_What is asked_. Identify every line in the records below that contains the word "this", and reproduce each one.

— Start —

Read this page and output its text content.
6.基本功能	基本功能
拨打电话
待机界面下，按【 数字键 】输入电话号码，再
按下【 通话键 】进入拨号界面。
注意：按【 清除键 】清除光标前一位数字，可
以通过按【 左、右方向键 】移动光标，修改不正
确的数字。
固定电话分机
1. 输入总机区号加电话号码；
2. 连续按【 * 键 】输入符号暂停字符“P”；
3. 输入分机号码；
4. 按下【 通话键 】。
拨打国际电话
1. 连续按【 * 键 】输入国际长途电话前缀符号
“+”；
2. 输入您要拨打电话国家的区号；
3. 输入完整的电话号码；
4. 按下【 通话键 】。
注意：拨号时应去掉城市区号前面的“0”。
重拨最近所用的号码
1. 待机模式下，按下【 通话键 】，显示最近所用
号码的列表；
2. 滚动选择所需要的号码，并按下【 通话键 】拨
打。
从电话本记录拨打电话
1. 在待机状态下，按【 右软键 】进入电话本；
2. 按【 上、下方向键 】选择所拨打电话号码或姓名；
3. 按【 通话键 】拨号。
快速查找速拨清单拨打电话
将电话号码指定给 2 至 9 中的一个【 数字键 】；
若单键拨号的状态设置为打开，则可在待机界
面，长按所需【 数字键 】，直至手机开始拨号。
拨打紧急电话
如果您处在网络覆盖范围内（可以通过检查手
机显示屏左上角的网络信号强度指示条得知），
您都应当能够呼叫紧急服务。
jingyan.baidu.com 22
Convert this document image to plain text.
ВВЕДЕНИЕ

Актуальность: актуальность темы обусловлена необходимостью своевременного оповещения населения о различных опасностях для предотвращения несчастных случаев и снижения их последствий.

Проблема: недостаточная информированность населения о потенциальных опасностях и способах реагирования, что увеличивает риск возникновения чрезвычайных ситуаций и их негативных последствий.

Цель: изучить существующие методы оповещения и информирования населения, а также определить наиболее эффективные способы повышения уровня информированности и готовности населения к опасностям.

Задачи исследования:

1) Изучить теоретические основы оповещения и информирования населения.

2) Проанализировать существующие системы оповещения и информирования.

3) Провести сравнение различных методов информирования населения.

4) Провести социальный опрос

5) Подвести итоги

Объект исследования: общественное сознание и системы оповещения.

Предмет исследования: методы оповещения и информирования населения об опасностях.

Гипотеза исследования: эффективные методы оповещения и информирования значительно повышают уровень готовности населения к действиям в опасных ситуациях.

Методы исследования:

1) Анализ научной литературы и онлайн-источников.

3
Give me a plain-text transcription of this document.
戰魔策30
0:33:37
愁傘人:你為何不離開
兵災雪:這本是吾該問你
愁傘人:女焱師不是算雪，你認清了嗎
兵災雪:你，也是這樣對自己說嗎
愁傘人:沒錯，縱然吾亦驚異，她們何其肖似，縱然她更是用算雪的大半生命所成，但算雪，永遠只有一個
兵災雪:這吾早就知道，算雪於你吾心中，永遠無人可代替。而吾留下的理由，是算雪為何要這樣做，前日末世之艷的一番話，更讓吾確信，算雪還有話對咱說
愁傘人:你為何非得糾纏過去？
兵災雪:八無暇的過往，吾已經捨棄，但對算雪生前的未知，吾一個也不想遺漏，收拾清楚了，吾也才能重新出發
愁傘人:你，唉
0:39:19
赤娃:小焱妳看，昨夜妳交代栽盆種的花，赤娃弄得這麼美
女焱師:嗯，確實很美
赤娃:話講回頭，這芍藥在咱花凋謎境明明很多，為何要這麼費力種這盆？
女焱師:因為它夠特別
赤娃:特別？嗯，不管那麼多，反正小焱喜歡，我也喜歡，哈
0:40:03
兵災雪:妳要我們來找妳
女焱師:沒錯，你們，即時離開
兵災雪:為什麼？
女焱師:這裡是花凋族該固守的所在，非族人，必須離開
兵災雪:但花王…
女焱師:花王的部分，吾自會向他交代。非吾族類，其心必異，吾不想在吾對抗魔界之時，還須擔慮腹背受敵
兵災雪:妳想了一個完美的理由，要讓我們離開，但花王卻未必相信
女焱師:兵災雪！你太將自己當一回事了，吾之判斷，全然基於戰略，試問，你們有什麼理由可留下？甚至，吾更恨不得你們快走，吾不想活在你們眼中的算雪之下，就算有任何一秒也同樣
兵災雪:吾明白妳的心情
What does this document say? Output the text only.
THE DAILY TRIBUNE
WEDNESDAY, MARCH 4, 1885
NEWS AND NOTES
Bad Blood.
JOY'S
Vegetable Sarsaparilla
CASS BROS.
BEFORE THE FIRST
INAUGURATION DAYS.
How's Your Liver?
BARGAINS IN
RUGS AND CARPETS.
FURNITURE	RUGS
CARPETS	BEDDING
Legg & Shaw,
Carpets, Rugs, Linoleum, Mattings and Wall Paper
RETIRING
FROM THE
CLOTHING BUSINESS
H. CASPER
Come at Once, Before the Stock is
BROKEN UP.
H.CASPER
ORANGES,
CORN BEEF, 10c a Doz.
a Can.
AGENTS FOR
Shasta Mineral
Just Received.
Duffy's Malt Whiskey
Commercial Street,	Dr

— End —

_Exercise answer_.
Read this page and output its text content.
Convert this document image to plain text.
Give me a plain-text transcription of this document.
What does this document say? Output the text only.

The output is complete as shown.